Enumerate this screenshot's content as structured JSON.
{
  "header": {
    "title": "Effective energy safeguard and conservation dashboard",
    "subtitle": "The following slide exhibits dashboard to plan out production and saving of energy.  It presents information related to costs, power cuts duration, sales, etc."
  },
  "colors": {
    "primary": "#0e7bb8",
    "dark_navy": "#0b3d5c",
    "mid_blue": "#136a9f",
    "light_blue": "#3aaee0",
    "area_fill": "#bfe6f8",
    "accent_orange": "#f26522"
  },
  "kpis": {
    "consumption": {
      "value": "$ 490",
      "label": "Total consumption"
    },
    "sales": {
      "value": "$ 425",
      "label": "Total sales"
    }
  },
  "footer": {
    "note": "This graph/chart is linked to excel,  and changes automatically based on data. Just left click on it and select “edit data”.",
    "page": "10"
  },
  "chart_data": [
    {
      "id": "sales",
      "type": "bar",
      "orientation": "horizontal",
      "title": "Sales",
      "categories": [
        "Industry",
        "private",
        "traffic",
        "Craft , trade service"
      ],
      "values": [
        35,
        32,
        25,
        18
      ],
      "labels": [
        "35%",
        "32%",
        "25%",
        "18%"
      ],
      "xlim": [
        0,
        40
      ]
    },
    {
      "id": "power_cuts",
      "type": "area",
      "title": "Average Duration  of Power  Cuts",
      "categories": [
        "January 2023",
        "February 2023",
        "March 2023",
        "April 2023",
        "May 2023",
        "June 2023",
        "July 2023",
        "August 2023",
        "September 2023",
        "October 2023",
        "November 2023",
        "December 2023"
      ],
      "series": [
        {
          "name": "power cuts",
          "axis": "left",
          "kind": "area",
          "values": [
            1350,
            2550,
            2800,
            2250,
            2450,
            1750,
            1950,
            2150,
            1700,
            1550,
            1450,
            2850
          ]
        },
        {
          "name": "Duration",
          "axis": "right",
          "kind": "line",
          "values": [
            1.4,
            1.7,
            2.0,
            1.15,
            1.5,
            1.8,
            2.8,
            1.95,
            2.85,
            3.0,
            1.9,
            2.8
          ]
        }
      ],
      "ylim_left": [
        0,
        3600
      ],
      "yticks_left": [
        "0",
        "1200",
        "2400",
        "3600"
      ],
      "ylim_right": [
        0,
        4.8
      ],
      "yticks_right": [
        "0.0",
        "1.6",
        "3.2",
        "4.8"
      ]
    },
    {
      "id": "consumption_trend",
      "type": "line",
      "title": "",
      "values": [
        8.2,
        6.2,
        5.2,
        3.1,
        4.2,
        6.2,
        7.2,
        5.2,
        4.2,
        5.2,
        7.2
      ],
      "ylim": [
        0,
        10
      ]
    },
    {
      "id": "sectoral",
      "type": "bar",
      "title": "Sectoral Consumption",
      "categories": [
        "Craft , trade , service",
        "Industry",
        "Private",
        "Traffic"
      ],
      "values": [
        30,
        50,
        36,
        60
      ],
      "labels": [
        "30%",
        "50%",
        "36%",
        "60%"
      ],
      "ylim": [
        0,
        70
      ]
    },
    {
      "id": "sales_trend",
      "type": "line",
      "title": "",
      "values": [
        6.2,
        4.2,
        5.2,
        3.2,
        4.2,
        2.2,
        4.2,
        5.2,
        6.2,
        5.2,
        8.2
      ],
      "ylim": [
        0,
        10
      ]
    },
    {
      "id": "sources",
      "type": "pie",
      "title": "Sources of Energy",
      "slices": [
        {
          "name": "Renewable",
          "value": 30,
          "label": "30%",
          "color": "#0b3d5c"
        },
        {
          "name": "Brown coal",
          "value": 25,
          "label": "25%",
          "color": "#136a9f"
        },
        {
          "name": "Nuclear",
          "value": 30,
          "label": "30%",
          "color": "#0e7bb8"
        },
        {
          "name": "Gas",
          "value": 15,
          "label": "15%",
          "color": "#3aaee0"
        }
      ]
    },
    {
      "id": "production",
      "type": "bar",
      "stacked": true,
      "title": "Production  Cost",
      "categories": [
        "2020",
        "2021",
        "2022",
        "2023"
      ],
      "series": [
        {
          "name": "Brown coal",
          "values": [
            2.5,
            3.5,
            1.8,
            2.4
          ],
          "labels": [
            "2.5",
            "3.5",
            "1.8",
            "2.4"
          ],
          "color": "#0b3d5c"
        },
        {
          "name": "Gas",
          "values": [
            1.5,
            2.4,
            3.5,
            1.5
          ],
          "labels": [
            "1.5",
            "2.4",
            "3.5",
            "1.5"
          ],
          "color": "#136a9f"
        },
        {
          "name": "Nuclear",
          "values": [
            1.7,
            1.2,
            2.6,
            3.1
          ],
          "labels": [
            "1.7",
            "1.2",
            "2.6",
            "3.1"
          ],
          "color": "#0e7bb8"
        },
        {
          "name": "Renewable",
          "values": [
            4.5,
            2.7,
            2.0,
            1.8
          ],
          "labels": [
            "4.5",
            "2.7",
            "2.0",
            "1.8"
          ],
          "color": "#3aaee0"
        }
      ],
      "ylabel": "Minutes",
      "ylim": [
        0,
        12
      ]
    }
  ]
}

-=-=-

What is asked:
Each line above is to be repeated exactly.

Worked solution:
Enumerate this screenshot's content as structured JSON.
{
  "header": {
    "title": "Effective energy safeguard and conservation dashboard",
    "subtitle": "The following slide exhibits dashboard to plan out production and saving of energy.  It presents information related to costs, power cuts duration, sales, etc."
  },
  "colors": {
    "primary": "#0e7bb8",
    "dark_navy": "#0b3d5c",
    "mid_blue": "#136a9f",
    "light_blue": "#3aaee0",
    "area_fill": "#bfe6f8",
    "accent_orange": "#f26522"
  },
  "kpis": {
    "consumption": {
      "value": "$ 490",
      "label": "Total consumption"
    },
    "sales": {
      "value": "$ 425",
      "label": "Total sales"
    }
  },
  "footer": {
    "note": "This graph/chart is linked to excel,  and changes automatically based on data. Just left click on it and select “edit data”.",
    "page": "10"
  },
  "chart_data": [
    {
      "id": "sales",
      "type": "bar",
      "orientation": "horizontal",
      "title": "Sales",
      "categories": [
        "Industry",
        "private",
        "traffic",
        "Craft , trade service"
      ],
      "values": [
        35,
        32,
        25,
        18
      ],
      "labels": [
        "35%",
        "32%",
        "25%",
        "18%"
      ],
      "xlim": [
        0,
        40
      ]
    },
    {
      "id": "power_cuts",
      "type": "area",
      "title": "Average Duration  of Power  Cuts",
      "categories": [
        "January 2023",
        "February 2023",
        "March 2023",
        "April 2023",
        "May 2023",
        "June 2023",
        "July 2023",
        "August 2023",
        "September 2023",
        "October 2023",
        "November 2023",
        "December 2023"
      ],
      "series": [
        {
          "name": "power cuts",
          "axis": "left",
          "kind": "area",
          "values": [
            1350,
            2550,
            2800,
            2250,
            2450,
            1750,
            1950,
            2150,
            1700,
            1550,
            1450,
            2850
          ]
        },
        {
          "name": "Duration",
          "axis": "right",
          "kind": "line",
          "values": [
            1.4,
            1.7,
            2.0,
            1.15,
            1.5,
            1.8,
            2.8,
            1.95,
            2.85,
            3.0,
            1.9,
            2.8
          ]
        }
      ],
      "ylim_left": [
        0,
        3600
      ],
      "yticks_left": [
        "0",
        "1200",
        "2400",
        "3600"
      ],
      "ylim_right": [
        0,
        4.8
      ],
      "yticks_right": [
        "0.0",
        "1.6",
        "3.2",
        "4.8"
      ]
    },
    {
      "id": "consumption_trend",
      "type": "line",
      "title": "",
      "values": [
        8.2,
        6.2,
        5.2,
        3.1,
        4.2,
        6.2,
        7.2,
        5.2,
        4.2,
        5.2,
        7.2
      ],
      "ylim": [
        0,
        10
      ]
    },
    {
      "id": "sectoral",
      "type": "bar",
      "title": "Sectoral Consumption",
      "categories": [
        "Craft , trade , service",
        "Industry",
        "Private",
        "Traffic"
      ],
      "values": [
        30,
        50,
        36,
        60
      ],
      "labels": [
        "30%",
        "50%",
        "36%",
        "60%"
      ],
      "ylim": [
        0,
        70
      ]
    },
    {
      "id": "sales_trend",
      "type": "line",
      "title": "",
      "values": [
        6.2,
        4.2,
        5.2,
        3.2,
        4.2,
        2.2,
        4.2,
        5.2,
        6.2,
        5.2,
        8.2
      ],
      "ylim": [
        0,
        10
      ]
    },
    {
      "id": "sources",
      "type": "pie",
      "title": "Sources of Energy",
      "slices": [
        {
          "name": "Renewable",
          "value": 30,
          "label": "30%",
          "color": "#0b3d5c"
        },
        {
          "name": "Brown coal",
          "value": 25,
          "label": "25%",
          "color": "#136a9f"
        },
        {
          "name": "Nuclear",
          "value": 30,
          "label": "30%",
          "color": "#0e7bb8"
        },
        {
          "name": "Gas",
          "value": 15,
          "label": "15%",
          "color": "#3aaee0"
        }
      ]
    },
    {
      "id": "production",
      "type": "bar",
      "stacked": true,
      "title": "Production  Cost",
      "categories": [
        "2020",
        "2021",
        "2022",
        "2023"
      ],
      "series": [
        {
          "name": "Brown coal",
          "values": [
            2.5,
            3.5,
            1.8,
            2.4
          ],
          "labels": [
            "2.5",
            "3.5",
            "1.8",
            "2.4"
          ],
          "color": "#0b3d5c"
        },
        {
          "name": "Gas",
          "values": [
            1.5,
            2.4,
            3.5,
            1.5
          ],
          "labels": [
            "1.5",
            "2.4",
            "3.5",
            "1.5"
          ],
          "color": "#136a9f"
        },
        {
          "name": "Nuclear",
          "values": [
            1.7,
            1.2,
            2.6,
            3.1
          ],
          "labels": [
            "1.7",
            "1.2",
            "2.6",
            "3.1"
          ],
          "color": "#0e7bb8"
        },
        {
          "name": "Renewable",
          "values": [
            4.5,
            2.7,
            2.0,
            1.8
          ],
          "labels": [
            "4.5",
            "2.7",
            "2.0",
            "1.8"
          ],
          "color": "#3aaee0"
        }
      ],
      "ylabel": "Minutes",
      "ylim": [
        0,
        12
      ]
    }
  ]
}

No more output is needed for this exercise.